REQUIRED TASK: Identify and copy all lines of the material where the string "letter" is found.

INFORMATION GIVEN:
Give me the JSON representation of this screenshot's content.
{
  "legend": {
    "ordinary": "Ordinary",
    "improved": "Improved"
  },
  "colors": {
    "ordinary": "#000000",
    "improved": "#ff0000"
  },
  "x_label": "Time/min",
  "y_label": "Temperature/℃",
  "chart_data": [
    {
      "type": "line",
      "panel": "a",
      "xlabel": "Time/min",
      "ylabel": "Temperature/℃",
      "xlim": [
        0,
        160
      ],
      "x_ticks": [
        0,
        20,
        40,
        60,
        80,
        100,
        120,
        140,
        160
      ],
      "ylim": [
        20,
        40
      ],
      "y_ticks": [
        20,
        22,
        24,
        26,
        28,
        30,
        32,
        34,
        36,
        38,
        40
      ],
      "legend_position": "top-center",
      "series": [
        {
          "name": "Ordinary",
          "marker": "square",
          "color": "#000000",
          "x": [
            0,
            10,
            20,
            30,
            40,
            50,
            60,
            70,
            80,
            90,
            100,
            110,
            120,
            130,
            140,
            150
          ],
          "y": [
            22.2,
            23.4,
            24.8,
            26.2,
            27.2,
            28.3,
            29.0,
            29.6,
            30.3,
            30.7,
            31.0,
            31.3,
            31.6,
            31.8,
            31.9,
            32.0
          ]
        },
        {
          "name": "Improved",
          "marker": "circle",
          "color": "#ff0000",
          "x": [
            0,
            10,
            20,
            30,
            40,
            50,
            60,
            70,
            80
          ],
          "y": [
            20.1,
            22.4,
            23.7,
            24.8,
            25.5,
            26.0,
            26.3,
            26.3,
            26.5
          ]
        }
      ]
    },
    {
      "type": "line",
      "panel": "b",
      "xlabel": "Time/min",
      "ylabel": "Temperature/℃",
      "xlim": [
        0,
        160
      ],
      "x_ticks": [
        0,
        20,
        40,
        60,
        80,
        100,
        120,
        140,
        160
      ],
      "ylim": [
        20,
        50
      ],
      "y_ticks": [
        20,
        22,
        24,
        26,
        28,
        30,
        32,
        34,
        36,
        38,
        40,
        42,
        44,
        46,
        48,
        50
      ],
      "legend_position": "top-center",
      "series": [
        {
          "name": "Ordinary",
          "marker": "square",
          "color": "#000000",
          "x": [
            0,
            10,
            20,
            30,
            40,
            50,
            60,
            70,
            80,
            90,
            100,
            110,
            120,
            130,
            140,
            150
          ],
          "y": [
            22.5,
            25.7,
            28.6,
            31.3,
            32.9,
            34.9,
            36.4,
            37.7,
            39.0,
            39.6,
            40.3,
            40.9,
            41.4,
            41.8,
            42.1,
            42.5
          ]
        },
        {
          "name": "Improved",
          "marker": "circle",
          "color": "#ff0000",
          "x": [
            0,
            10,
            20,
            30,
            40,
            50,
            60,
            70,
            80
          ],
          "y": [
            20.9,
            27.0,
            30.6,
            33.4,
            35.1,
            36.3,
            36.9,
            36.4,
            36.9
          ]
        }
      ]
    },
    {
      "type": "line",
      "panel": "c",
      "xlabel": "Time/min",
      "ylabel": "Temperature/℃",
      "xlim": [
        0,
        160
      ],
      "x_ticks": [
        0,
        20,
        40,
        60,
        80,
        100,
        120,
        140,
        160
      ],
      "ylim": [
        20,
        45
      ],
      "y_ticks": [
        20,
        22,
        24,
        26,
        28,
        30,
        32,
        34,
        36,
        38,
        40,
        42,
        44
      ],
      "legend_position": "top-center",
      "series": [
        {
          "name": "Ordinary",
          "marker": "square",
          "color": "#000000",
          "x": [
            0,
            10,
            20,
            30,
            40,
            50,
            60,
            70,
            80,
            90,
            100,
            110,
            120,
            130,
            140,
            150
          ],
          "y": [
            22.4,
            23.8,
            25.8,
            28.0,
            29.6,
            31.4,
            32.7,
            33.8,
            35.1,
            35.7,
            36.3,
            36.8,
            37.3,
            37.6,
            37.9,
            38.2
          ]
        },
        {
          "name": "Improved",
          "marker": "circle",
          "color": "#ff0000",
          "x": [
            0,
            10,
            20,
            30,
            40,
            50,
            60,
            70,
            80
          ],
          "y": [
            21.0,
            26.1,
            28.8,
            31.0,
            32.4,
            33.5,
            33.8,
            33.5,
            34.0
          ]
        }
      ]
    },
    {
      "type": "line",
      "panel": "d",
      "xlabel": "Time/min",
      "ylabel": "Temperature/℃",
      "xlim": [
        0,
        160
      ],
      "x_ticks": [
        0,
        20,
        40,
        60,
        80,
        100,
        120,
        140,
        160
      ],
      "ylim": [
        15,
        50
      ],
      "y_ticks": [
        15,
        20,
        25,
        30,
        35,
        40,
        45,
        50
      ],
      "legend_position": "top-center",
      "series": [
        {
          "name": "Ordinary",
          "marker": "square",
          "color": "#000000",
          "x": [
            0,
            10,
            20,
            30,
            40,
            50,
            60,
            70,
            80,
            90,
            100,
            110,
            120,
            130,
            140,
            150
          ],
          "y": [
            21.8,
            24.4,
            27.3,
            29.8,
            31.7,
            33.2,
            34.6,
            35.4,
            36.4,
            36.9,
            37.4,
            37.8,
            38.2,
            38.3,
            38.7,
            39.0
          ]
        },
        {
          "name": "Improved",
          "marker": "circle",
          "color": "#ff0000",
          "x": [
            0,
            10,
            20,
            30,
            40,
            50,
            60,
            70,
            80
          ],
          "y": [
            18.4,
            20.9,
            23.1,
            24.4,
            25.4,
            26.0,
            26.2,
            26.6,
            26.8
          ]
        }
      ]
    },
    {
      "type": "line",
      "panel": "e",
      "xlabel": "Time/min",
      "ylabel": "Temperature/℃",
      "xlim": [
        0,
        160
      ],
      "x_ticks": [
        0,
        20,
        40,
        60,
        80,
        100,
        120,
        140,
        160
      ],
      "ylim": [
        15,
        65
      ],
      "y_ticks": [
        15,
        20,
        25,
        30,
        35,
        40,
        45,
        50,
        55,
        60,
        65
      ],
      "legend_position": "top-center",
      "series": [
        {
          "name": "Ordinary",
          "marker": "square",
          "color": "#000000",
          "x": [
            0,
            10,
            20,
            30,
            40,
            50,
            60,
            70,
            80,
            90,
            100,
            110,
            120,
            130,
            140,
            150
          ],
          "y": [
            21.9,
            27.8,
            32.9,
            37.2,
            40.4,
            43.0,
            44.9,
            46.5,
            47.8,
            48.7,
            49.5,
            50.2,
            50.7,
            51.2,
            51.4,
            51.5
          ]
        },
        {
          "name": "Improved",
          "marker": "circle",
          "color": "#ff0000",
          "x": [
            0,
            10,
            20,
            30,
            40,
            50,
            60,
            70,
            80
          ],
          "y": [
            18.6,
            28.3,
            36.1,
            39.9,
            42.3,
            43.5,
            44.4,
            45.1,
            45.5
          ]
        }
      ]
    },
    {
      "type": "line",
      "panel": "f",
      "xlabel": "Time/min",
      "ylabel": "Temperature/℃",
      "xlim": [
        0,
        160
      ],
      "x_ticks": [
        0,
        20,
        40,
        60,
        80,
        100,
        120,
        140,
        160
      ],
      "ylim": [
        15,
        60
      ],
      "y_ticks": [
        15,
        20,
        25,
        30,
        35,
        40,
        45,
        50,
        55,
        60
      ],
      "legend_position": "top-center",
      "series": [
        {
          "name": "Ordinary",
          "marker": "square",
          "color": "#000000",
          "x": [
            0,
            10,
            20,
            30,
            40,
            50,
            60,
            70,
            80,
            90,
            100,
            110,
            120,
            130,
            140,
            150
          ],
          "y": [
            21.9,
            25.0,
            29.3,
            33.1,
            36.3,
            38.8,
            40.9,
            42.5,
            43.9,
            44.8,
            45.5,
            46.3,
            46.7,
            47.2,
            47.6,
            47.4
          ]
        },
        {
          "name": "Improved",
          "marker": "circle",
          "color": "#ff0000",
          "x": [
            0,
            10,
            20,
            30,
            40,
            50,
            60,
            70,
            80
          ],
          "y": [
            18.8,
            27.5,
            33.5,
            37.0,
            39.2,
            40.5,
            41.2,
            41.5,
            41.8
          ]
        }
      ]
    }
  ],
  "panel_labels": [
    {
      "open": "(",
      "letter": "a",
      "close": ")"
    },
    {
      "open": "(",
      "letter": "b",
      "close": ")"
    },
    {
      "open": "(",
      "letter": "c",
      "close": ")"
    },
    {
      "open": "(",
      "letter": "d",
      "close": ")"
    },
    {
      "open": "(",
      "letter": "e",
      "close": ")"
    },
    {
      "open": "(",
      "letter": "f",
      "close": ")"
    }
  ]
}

RESULT:
      "letter": "a",
      "letter": "b",
      "letter": "c",
      "letter": "d",
      "letter": "e",
      "letter": "f",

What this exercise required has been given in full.